Items listed in a dataset
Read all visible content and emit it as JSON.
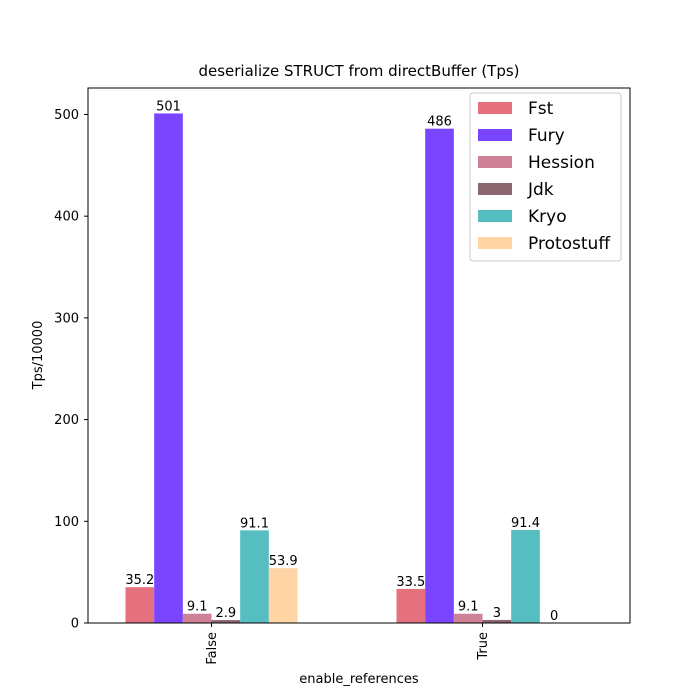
{
  "chart_data": {
    "type": "bar",
    "title": "deserialize STRUCT from directBuffer (Tps)",
    "xlabel": "enable_references",
    "ylabel": "Tps/10000",
    "categories": [
      "False",
      "True"
    ],
    "ylim": [
      0,
      526
    ],
    "yticks": [
      0,
      100,
      200,
      300,
      400,
      500
    ],
    "legend_position": "upper-right",
    "grid": false,
    "series": [
      {
        "name": "Fst",
        "color": "#e5707e",
        "values": [
          35.2,
          33.5
        ],
        "labels": [
          "35.2",
          "33.5"
        ]
      },
      {
        "name": "Fury",
        "color": "#7a45ff",
        "values": [
          501,
          486
        ],
        "labels": [
          "501",
          "486"
        ]
      },
      {
        "name": "Hession",
        "color": "#cf8297",
        "values": [
          9.1,
          9.1
        ],
        "labels": [
          "9.1",
          "9.1"
        ]
      },
      {
        "name": "Jdk",
        "color": "#8c6670",
        "values": [
          2.9,
          3
        ],
        "labels": [
          "2.9",
          "3"
        ]
      },
      {
        "name": "Kryo",
        "color": "#56bec1",
        "values": [
          91.1,
          91.4
        ],
        "labels": [
          "91.1",
          "91.4"
        ]
      },
      {
        "name": "Protostuff",
        "color": "#ffd5a6",
        "values": [
          53.9,
          0
        ],
        "labels": [
          "53.9",
          "0"
        ]
      }
    ]
  }
}
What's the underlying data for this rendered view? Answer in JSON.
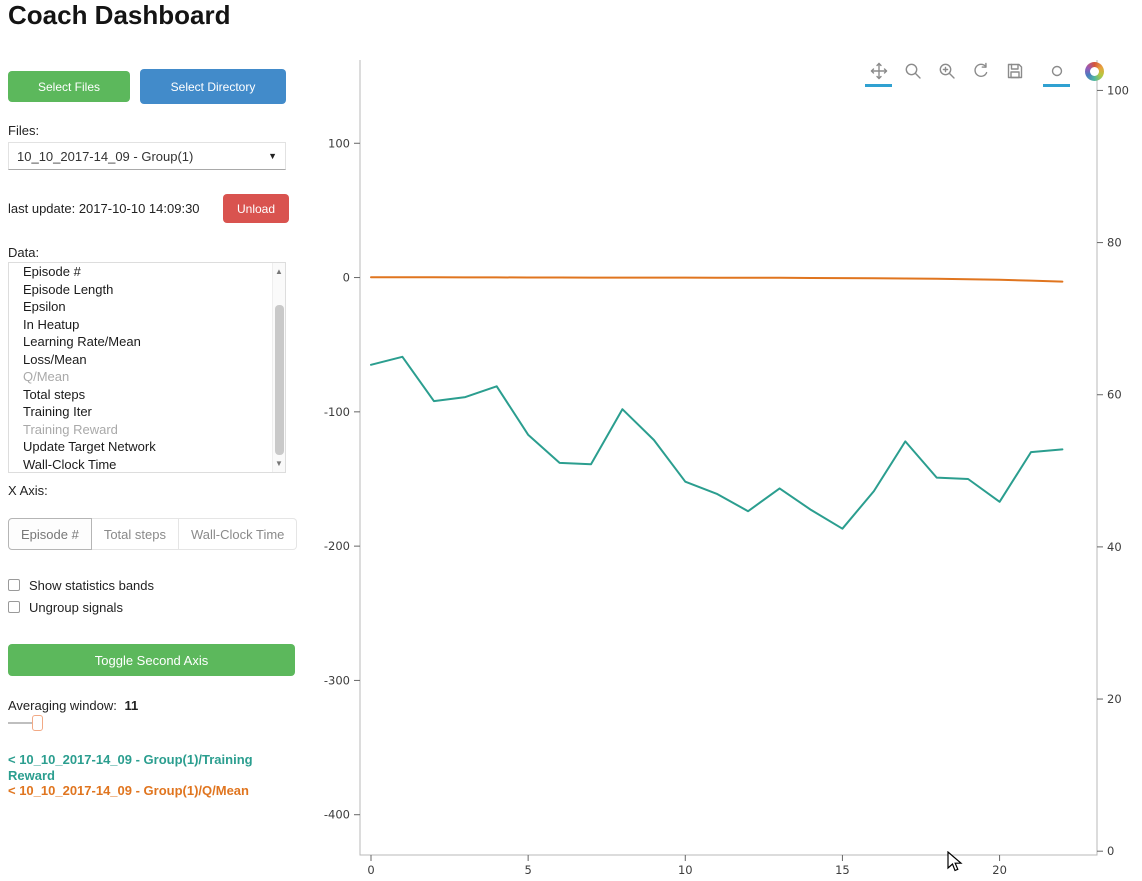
{
  "page_title": "Coach Dashboard",
  "colors": {
    "primary_green": "#5cb85c",
    "primary_blue": "#428bca",
    "danger_red": "#d9534f",
    "training_reward_teal": "#2b9e8f",
    "q_mean_orange": "#e0751f",
    "active_tool_underline": "#30a1d1"
  },
  "icons": {
    "dropdown_caret": "▼",
    "scroll_up": "▲",
    "scroll_down": "▼"
  },
  "sidebar": {
    "select_files_label": "Select Files",
    "select_directory_label": "Select Directory",
    "files_label": "Files:",
    "files_select_value": "10_10_2017-14_09 - Group(1)",
    "last_update": "last update: 2017-10-10 14:09:30",
    "unload_label": "Unload",
    "data_label": "Data:",
    "data_items": [
      {
        "label": "Episode #",
        "dimmed": false
      },
      {
        "label": "Episode Length",
        "dimmed": false
      },
      {
        "label": "Epsilon",
        "dimmed": false
      },
      {
        "label": "In Heatup",
        "dimmed": false
      },
      {
        "label": "Learning Rate/Mean",
        "dimmed": false
      },
      {
        "label": "Loss/Mean",
        "dimmed": false
      },
      {
        "label": "Q/Mean",
        "dimmed": true
      },
      {
        "label": "Total steps",
        "dimmed": false
      },
      {
        "label": "Training Iter",
        "dimmed": false
      },
      {
        "label": "Training Reward",
        "dimmed": true
      },
      {
        "label": "Update Target Network",
        "dimmed": false
      },
      {
        "label": "Wall-Clock Time",
        "dimmed": false
      }
    ],
    "x_axis_label": "X Axis:",
    "x_axis_options": [
      "Episode #",
      "Total steps",
      "Wall-Clock Time"
    ],
    "x_axis_selected": "Episode #",
    "checkboxes": [
      {
        "label": "Show statistics bands",
        "checked": false
      },
      {
        "label": "Ungroup signals",
        "checked": false
      }
    ],
    "toggle_second_axis_label": "Toggle Second Axis",
    "averaging_window_label": "Averaging window:",
    "averaging_window_value": "11",
    "legend": [
      {
        "label": "< 10_10_2017-14_09 - Group(1)/Training Reward",
        "color": "#2b9e8f"
      },
      {
        "label": "< 10_10_2017-14_09 - Group(1)/Q/Mean",
        "color": "#e0751f"
      }
    ]
  },
  "toolbar": {
    "tools": [
      {
        "name": "pan",
        "active": true
      },
      {
        "name": "box-zoom",
        "active": false
      },
      {
        "name": "wheel-zoom",
        "active": false
      },
      {
        "name": "reset",
        "active": false
      },
      {
        "name": "save",
        "active": false
      },
      {
        "name": "hover",
        "active": true
      }
    ],
    "logo": "bokeh-logo"
  },
  "chart_data": {
    "type": "line",
    "title": "",
    "xlabel": "",
    "ylabel": "",
    "grid": false,
    "legend_position": "left-sidebar",
    "x": [
      0,
      1,
      2,
      3,
      4,
      5,
      6,
      7,
      8,
      9,
      10,
      11,
      12,
      13,
      14,
      15,
      16,
      17,
      18,
      19,
      20,
      21,
      22
    ],
    "series": [
      {
        "name": "10_10_2017-14_09 - Group(1)/Training Reward",
        "color": "#2b9e8f",
        "axis": "left",
        "values": [
          -65,
          -59,
          -92,
          -89,
          -81,
          -117,
          -138,
          -139,
          -98,
          -121,
          -152,
          -161,
          -174,
          -157,
          -173,
          -187,
          -159,
          -122,
          -149,
          -150,
          -167,
          -130,
          -128
        ]
      },
      {
        "name": "10_10_2017-14_09 - Group(1)/Q/Mean",
        "color": "#e0751f",
        "axis": "left",
        "values": [
          0.2,
          0.2,
          0.15,
          0.1,
          0.1,
          0.05,
          0.05,
          0,
          0,
          0,
          -0.05,
          -0.1,
          -0.15,
          -0.2,
          -0.3,
          -0.4,
          -0.5,
          -0.7,
          -0.9,
          -1.2,
          -1.7,
          -2.3,
          -3
        ]
      }
    ],
    "x_range": [
      -0.35,
      23.1
    ],
    "x_ticks": [
      0,
      5,
      10,
      15,
      20
    ],
    "left_axis": {
      "ticks": [
        100,
        0,
        -100,
        -200,
        -300,
        -400
      ],
      "range": [
        -430,
        162
      ]
    },
    "right_axis": {
      "ticks": [
        0,
        20,
        40,
        60,
        80,
        100
      ],
      "range": [
        -0.5,
        104
      ]
    }
  }
}
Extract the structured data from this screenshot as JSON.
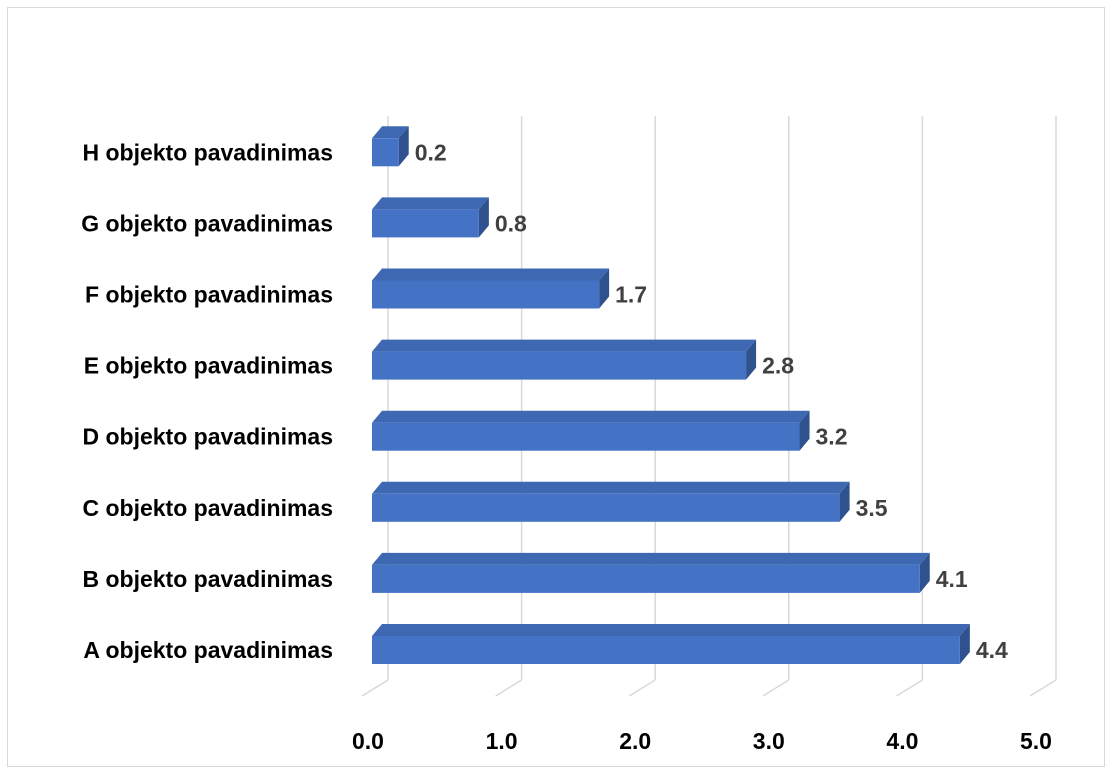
{
  "chart_data": {
    "type": "bar",
    "orientation": "horizontal",
    "style": "3d-clustered-bar",
    "title": "",
    "xlabel": "",
    "ylabel": "",
    "categories": [
      "A objekto pavadinimas",
      "B objekto pavadinimas",
      "C objekto pavadinimas",
      "D objekto pavadinimas",
      "E objekto pavadinimas",
      "F objekto pavadinimas",
      "G objekto pavadinimas",
      "H objekto pavadinimas"
    ],
    "values": [
      4.4,
      4.1,
      3.5,
      3.2,
      2.8,
      1.7,
      0.8,
      0.2
    ],
    "value_labels": [
      "4.4",
      "4.1",
      "3.5",
      "3.2",
      "2.8",
      "1.7",
      "0.8",
      "0.2"
    ],
    "xlim": [
      0,
      5
    ],
    "x_ticks": [
      "0.0",
      "1.0",
      "2.0",
      "3.0",
      "4.0",
      "5.0"
    ],
    "grid": true,
    "legend": "none",
    "colors": {
      "bar_front": "#4472c4",
      "bar_top": "#3f68b3",
      "bar_side": "#2f528f",
      "grid": "#d9d9d9"
    }
  }
}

• [Exercise]
Exactly reproduce the entries above, minus the pictures.

• [Exercise result]
Read all visible content and emit it as JSON.
{
  "chart_data": {
    "type": "bar",
    "title": "deserialize STRUCT from directBuffer (Tps)",
    "xlabel": "enable_references",
    "ylabel": "Tps/10000",
    "categories": [
      "False",
      "True"
    ],
    "ylim": [
      0,
      526
    ],
    "yticks": [
      0,
      100,
      200,
      300,
      400,
      500
    ],
    "legend_position": "upper-right",
    "grid": false,
    "series": [
      {
        "name": "Fst",
        "color": "#e5707e",
        "values": [
          35.2,
          33.5
        ],
        "labels": [
          "35.2",
          "33.5"
        ]
      },
      {
        "name": "Fury",
        "color": "#7a45ff",
        "values": [
          501,
          486
        ],
        "labels": [
          "501",
          "486"
        ]
      },
      {
        "name": "Hession",
        "color": "#cf8297",
        "values": [
          9.1,
          9.1
        ],
        "labels": [
          "9.1",
          "9.1"
        ]
      },
      {
        "name": "Jdk",
        "color": "#8c6670",
        "values": [
          2.9,
          3
        ],
        "labels": [
          "2.9",
          "3"
        ]
      },
      {
        "name": "Kryo",
        "color": "#56bec1",
        "values": [
          91.1,
          91.4
        ],
        "labels": [
          "91.1",
          "91.4"
        ]
      },
      {
        "name": "Protostuff",
        "color": "#ffd5a6",
        "values": [
          53.9,
          0
        ],
        "labels": [
          "53.9",
          "0"
        ]
      }
    ]
  }
}
What's the underlying data for this rendered view? Answer in JSON.
{
  "page_title": "Coach Dashboard",
  "colors": {
    "primary_green": "#5cb85c",
    "primary_blue": "#428bca",
    "danger_red": "#d9534f",
    "training_reward_teal": "#2b9e8f",
    "q_mean_orange": "#e0751f",
    "active_tool_underline": "#30a1d1"
  },
  "icons": {
    "dropdown_caret": "▼",
    "scroll_up": "▲",
    "scroll_down": "▼"
  },
  "sidebar": {
    "select_files_label": "Select Files",
    "select_directory_label": "Select Directory",
    "files_label": "Files:",
    "files_select_value": "10_10_2017-14_09 - Group(1)",
    "last_update": "last update: 2017-10-10 14:09:30",
    "unload_label": "Unload",
    "data_label": "Data:",
    "data_items": [
      {
        "label": "Episode #",
        "dimmed": false
      },
      {
        "label": "Episode Length",
        "dimmed": false
      },
      {
        "label": "Epsilon",
        "dimmed": false
      },
      {
        "label": "In Heatup",
        "dimmed": false
      },
      {
        "label": "Learning Rate/Mean",
        "dimmed": false
      },
      {
        "label": "Loss/Mean",
        "dimmed": false
      },
      {
        "label": "Q/Mean",
        "dimmed": true
      },
      {
        "label": "Total steps",
        "dimmed": false
      },
      {
        "label": "Training Iter",
        "dimmed": false
      },
      {
        "label": "Training Reward",
        "dimmed": true
      },
      {
        "label": "Update Target Network",
        "dimmed": false
      },
      {
        "label": "Wall-Clock Time",
        "dimmed": false
      }
    ],
    "x_axis_label": "X Axis:",
    "x_axis_options": [
      "Episode #",
      "Total steps",
      "Wall-Clock Time"
    ],
    "x_axis_selected": "Episode #",
    "checkboxes": [
      {
        "label": "Show statistics bands",
        "checked": false
      },
      {
        "label": "Ungroup signals",
        "checked": false
      }
    ],
    "toggle_second_axis_label": "Toggle Second Axis",
    "averaging_window_label": "Averaging window:",
    "averaging_window_value": "11",
    "legend": [
      {
        "label": "< 10_10_2017-14_09 - Group(1)/Training Reward",
        "color": "#2b9e8f"
      },
      {
        "label": "< 10_10_2017-14_09 - Group(1)/Q/Mean",
        "color": "#e0751f"
      }
    ]
  },
  "toolbar": {
    "tools": [
      {
        "name": "pan",
        "active": true
      },
      {
        "name": "box-zoom",
        "active": false
      },
      {
        "name": "wheel-zoom",
        "active": false
      },
      {
        "name": "reset",
        "active": false
      },
      {
        "name": "save",
        "active": false
      },
      {
        "name": "hover",
        "active": true
      }
    ],
    "logo": "bokeh-logo"
  },
  "chart_data": {
    "type": "line",
    "title": "",
    "xlabel": "",
    "ylabel": "",
    "grid": false,
    "legend_position": "left-sidebar",
    "x": [
      0,
      1,
      2,
      3,
      4,
      5,
      6,
      7,
      8,
      9,
      10,
      11,
      12,
      13,
      14,
      15,
      16,
      17,
      18,
      19,
      20,
      21,
      22
    ],
    "series": [
      {
        "name": "10_10_2017-14_09 - Group(1)/Training Reward",
        "color": "#2b9e8f",
        "axis": "left",
        "values": [
          -65,
          -59,
          -92,
          -89,
          -81,
          -117,
          -138,
          -139,
          -98,
          -121,
          -152,
          -161,
          -174,
          -157,
          -173,
          -187,
          -159,
          -122,
          -149,
          -150,
          -167,
          -130,
          -128
        ]
      },
      {
        "name": "10_10_2017-14_09 - Group(1)/Q/Mean",
        "color": "#e0751f",
        "axis": "left",
        "values": [
          0.2,
          0.2,
          0.15,
          0.1,
          0.1,
          0.05,
          0.05,
          0,
          0,
          0,
          -0.05,
          -0.1,
          -0.15,
          -0.2,
          -0.3,
          -0.4,
          -0.5,
          -0.7,
          -0.9,
          -1.2,
          -1.7,
          -2.3,
          -3
        ]
      }
    ],
    "x_range": [
      -0.35,
      23.1
    ],
    "x_ticks": [
      0,
      5,
      10,
      15,
      20
    ],
    "left_axis": {
      "ticks": [
        100,
        0,
        -100,
        -200,
        -300,
        -400
      ],
      "range": [
        -430,
        162
      ]
    },
    "right_axis": {
      "ticks": [
        0,
        20,
        40,
        60,
        80,
        100
      ],
      "range": [
        -0.5,
        104
      ]
    }
  }
}
Extract the structured data from this screenshot as JSON.
{
  "chart_data": {
    "type": "bar",
    "orientation": "horizontal",
    "style": "3d-clustered-bar",
    "title": "",
    "xlabel": "",
    "ylabel": "",
    "categories": [
      "A objekto pavadinimas",
      "B objekto pavadinimas",
      "C objekto pavadinimas",
      "D objekto pavadinimas",
      "E objekto pavadinimas",
      "F objekto pavadinimas",
      "G objekto pavadinimas",
      "H objekto pavadinimas"
    ],
    "values": [
      4.4,
      4.1,
      3.5,
      3.2,
      2.8,
      1.7,
      0.8,
      0.2
    ],
    "value_labels": [
      "4.4",
      "4.1",
      "3.5",
      "3.2",
      "2.8",
      "1.7",
      "0.8",
      "0.2"
    ],
    "xlim": [
      0,
      5
    ],
    "x_ticks": [
      "0.0",
      "1.0",
      "2.0",
      "3.0",
      "4.0",
      "5.0"
    ],
    "grid": true,
    "legend": "none",
    "colors": {
      "bar_front": "#4472c4",
      "bar_top": "#3f68b3",
      "bar_side": "#2f528f",
      "grid": "#d9d9d9"
    }
  }
}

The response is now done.